**Dataset records on visual material:**
>>>>>

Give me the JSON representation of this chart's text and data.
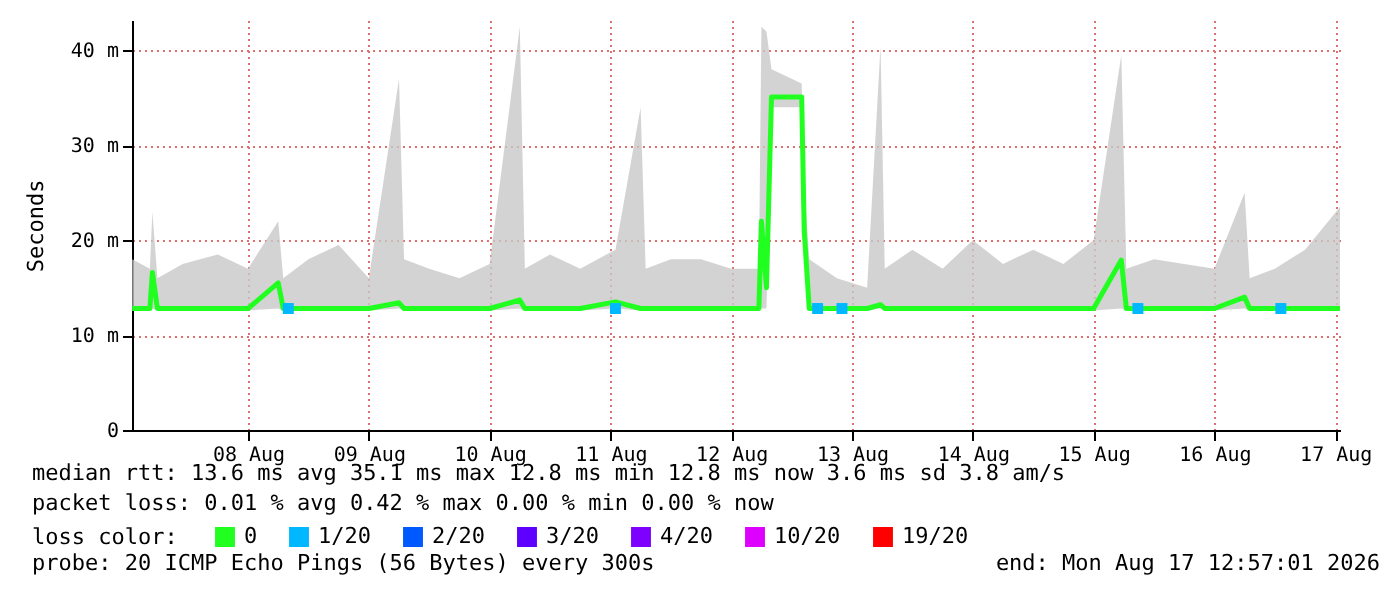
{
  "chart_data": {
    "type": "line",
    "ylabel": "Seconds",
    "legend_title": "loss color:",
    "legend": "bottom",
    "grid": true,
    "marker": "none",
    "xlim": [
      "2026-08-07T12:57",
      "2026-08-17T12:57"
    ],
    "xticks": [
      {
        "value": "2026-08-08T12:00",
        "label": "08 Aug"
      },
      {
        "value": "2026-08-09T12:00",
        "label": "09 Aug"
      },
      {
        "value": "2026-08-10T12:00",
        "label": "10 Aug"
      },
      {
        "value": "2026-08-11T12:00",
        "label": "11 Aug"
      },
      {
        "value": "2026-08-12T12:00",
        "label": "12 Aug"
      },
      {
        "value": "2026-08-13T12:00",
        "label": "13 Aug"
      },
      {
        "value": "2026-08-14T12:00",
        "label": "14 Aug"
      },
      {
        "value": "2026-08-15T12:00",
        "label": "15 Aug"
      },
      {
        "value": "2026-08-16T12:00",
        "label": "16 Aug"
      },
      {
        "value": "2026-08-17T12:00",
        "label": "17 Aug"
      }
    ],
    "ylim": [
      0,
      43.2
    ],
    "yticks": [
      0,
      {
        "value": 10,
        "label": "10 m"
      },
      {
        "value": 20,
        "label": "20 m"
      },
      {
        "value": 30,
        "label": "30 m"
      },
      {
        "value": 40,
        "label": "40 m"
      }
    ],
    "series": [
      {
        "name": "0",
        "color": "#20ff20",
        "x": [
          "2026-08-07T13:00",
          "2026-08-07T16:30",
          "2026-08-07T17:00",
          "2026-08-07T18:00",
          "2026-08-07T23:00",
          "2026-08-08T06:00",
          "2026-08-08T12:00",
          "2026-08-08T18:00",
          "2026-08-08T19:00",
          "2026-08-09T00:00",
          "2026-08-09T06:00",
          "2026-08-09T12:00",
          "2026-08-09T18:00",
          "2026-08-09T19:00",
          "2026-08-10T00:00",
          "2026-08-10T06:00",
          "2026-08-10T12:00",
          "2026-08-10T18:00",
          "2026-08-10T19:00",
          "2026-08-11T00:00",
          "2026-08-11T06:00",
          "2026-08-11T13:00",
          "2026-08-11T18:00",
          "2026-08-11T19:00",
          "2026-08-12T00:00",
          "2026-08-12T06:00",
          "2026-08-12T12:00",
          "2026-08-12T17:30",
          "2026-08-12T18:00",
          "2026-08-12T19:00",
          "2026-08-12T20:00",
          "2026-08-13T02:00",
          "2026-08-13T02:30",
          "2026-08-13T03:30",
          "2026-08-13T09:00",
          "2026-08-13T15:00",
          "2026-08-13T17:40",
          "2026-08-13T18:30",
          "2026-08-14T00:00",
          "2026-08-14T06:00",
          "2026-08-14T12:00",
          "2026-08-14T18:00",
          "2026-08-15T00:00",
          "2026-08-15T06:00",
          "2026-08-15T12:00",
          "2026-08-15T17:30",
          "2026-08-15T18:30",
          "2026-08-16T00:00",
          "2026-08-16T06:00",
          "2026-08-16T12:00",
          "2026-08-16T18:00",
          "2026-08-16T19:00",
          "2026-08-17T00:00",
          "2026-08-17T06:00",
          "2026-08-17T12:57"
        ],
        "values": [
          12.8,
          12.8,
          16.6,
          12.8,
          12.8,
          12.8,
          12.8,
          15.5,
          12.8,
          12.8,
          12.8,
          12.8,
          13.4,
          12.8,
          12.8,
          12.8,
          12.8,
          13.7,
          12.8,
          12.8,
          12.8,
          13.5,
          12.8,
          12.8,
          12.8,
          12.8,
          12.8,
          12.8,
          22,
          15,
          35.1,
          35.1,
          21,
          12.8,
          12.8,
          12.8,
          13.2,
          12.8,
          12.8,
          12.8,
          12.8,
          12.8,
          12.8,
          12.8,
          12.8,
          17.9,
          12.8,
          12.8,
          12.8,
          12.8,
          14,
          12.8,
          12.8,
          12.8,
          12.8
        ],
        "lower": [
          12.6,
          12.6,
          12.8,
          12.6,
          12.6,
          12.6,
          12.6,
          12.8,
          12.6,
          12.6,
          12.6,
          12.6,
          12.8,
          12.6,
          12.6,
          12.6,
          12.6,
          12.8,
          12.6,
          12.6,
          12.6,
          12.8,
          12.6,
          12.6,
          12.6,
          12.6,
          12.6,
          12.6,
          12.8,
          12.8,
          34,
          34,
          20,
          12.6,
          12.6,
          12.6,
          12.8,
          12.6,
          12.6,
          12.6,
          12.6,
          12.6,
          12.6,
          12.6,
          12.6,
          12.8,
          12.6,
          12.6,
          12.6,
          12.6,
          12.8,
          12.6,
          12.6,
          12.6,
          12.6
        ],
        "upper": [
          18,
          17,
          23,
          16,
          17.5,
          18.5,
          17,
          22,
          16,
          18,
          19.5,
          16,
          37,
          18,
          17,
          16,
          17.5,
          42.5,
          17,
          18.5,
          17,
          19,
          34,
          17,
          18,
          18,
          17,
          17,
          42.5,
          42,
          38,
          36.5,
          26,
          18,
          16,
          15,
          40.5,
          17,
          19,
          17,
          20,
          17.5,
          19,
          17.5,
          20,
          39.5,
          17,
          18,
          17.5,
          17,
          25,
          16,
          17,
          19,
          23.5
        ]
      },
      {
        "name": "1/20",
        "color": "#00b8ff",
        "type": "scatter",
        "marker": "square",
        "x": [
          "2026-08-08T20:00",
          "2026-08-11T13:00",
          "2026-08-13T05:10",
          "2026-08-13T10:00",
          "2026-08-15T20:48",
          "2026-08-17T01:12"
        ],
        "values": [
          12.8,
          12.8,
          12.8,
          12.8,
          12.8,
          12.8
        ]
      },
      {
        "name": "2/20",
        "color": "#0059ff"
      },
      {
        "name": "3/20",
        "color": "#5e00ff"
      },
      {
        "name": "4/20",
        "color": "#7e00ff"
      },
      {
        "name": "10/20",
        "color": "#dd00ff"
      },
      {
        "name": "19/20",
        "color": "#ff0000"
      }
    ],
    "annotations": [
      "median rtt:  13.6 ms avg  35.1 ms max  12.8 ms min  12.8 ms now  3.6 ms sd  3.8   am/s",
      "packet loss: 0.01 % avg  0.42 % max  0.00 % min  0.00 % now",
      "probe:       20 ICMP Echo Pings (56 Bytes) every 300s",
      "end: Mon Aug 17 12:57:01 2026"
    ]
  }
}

<<<<<

**SHORT TASK:**
Return each line from the material above exactly, but not the pictures.

**TASK SOLUTION:**
Give me the JSON representation of this chart's text and data.
{
  "chart_data": {
    "type": "line",
    "ylabel": "Seconds",
    "legend_title": "loss color:",
    "legend": "bottom",
    "grid": true,
    "marker": "none",
    "xlim": [
      "2026-08-07T12:57",
      "2026-08-17T12:57"
    ],
    "xticks": [
      {
        "value": "2026-08-08T12:00",
        "label": "08 Aug"
      },
      {
        "value": "2026-08-09T12:00",
        "label": "09 Aug"
      },
      {
        "value": "2026-08-10T12:00",
        "label": "10 Aug"
      },
      {
        "value": "2026-08-11T12:00",
        "label": "11 Aug"
      },
      {
        "value": "2026-08-12T12:00",
        "label": "12 Aug"
      },
      {
        "value": "2026-08-13T12:00",
        "label": "13 Aug"
      },
      {
        "value": "2026-08-14T12:00",
        "label": "14 Aug"
      },
      {
        "value": "2026-08-15T12:00",
        "label": "15 Aug"
      },
      {
        "value": "2026-08-16T12:00",
        "label": "16 Aug"
      },
      {
        "value": "2026-08-17T12:00",
        "label": "17 Aug"
      }
    ],
    "ylim": [
      0,
      43.2
    ],
    "yticks": [
      0,
      {
        "value": 10,
        "label": "10 m"
      },
      {
        "value": 20,
        "label": "20 m"
      },
      {
        "value": 30,
        "label": "30 m"
      },
      {
        "value": 40,
        "label": "40 m"
      }
    ],
    "series": [
      {
        "name": "0",
        "color": "#20ff20",
        "x": [
          "2026-08-07T13:00",
          "2026-08-07T16:30",
          "2026-08-07T17:00",
          "2026-08-07T18:00",
          "2026-08-07T23:00",
          "2026-08-08T06:00",
          "2026-08-08T12:00",
          "2026-08-08T18:00",
          "2026-08-08T19:00",
          "2026-08-09T00:00",
          "2026-08-09T06:00",
          "2026-08-09T12:00",
          "2026-08-09T18:00",
          "2026-08-09T19:00",
          "2026-08-10T00:00",
          "2026-08-10T06:00",
          "2026-08-10T12:00",
          "2026-08-10T18:00",
          "2026-08-10T19:00",
          "2026-08-11T00:00",
          "2026-08-11T06:00",
          "2026-08-11T13:00",
          "2026-08-11T18:00",
          "2026-08-11T19:00",
          "2026-08-12T00:00",
          "2026-08-12T06:00",
          "2026-08-12T12:00",
          "2026-08-12T17:30",
          "2026-08-12T18:00",
          "2026-08-12T19:00",
          "2026-08-12T20:00",
          "2026-08-13T02:00",
          "2026-08-13T02:30",
          "2026-08-13T03:30",
          "2026-08-13T09:00",
          "2026-08-13T15:00",
          "2026-08-13T17:40",
          "2026-08-13T18:30",
          "2026-08-14T00:00",
          "2026-08-14T06:00",
          "2026-08-14T12:00",
          "2026-08-14T18:00",
          "2026-08-15T00:00",
          "2026-08-15T06:00",
          "2026-08-15T12:00",
          "2026-08-15T17:30",
          "2026-08-15T18:30",
          "2026-08-16T00:00",
          "2026-08-16T06:00",
          "2026-08-16T12:00",
          "2026-08-16T18:00",
          "2026-08-16T19:00",
          "2026-08-17T00:00",
          "2026-08-17T06:00",
          "2026-08-17T12:57"
        ],
        "values": [
          12.8,
          12.8,
          16.6,
          12.8,
          12.8,
          12.8,
          12.8,
          15.5,
          12.8,
          12.8,
          12.8,
          12.8,
          13.4,
          12.8,
          12.8,
          12.8,
          12.8,
          13.7,
          12.8,
          12.8,
          12.8,
          13.5,
          12.8,
          12.8,
          12.8,
          12.8,
          12.8,
          12.8,
          22,
          15,
          35.1,
          35.1,
          21,
          12.8,
          12.8,
          12.8,
          13.2,
          12.8,
          12.8,
          12.8,
          12.8,
          12.8,
          12.8,
          12.8,
          12.8,
          17.9,
          12.8,
          12.8,
          12.8,
          12.8,
          14,
          12.8,
          12.8,
          12.8,
          12.8
        ],
        "lower": [
          12.6,
          12.6,
          12.8,
          12.6,
          12.6,
          12.6,
          12.6,
          12.8,
          12.6,
          12.6,
          12.6,
          12.6,
          12.8,
          12.6,
          12.6,
          12.6,
          12.6,
          12.8,
          12.6,
          12.6,
          12.6,
          12.8,
          12.6,
          12.6,
          12.6,
          12.6,
          12.6,
          12.6,
          12.8,
          12.8,
          34,
          34,
          20,
          12.6,
          12.6,
          12.6,
          12.8,
          12.6,
          12.6,
          12.6,
          12.6,
          12.6,
          12.6,
          12.6,
          12.6,
          12.8,
          12.6,
          12.6,
          12.6,
          12.6,
          12.8,
          12.6,
          12.6,
          12.6,
          12.6
        ],
        "upper": [
          18,
          17,
          23,
          16,
          17.5,
          18.5,
          17,
          22,
          16,
          18,
          19.5,
          16,
          37,
          18,
          17,
          16,
          17.5,
          42.5,
          17,
          18.5,
          17,
          19,
          34,
          17,
          18,
          18,
          17,
          17,
          42.5,
          42,
          38,
          36.5,
          26,
          18,
          16,
          15,
          40.5,
          17,
          19,
          17,
          20,
          17.5,
          19,
          17.5,
          20,
          39.5,
          17,
          18,
          17.5,
          17,
          25,
          16,
          17,
          19,
          23.5
        ]
      },
      {
        "name": "1/20",
        "color": "#00b8ff",
        "type": "scatter",
        "marker": "square",
        "x": [
          "2026-08-08T20:00",
          "2026-08-11T13:00",
          "2026-08-13T05:10",
          "2026-08-13T10:00",
          "2026-08-15T20:48",
          "2026-08-17T01:12"
        ],
        "values": [
          12.8,
          12.8,
          12.8,
          12.8,
          12.8,
          12.8
        ]
      },
      {
        "name": "2/20",
        "color": "#0059ff"
      },
      {
        "name": "3/20",
        "color": "#5e00ff"
      },
      {
        "name": "4/20",
        "color": "#7e00ff"
      },
      {
        "name": "10/20",
        "color": "#dd00ff"
      },
      {
        "name": "19/20",
        "color": "#ff0000"
      }
    ],
    "annotations": [
      "median rtt:  13.6 ms avg  35.1 ms max  12.8 ms min  12.8 ms now  3.6 ms sd  3.8   am/s",
      "packet loss: 0.01 % avg  0.42 % max  0.00 % min  0.00 % now",
      "probe:       20 ICMP Echo Pings (56 Bytes) every 300s",
      "end: Mon Aug 17 12:57:01 2026"
    ]
  }
}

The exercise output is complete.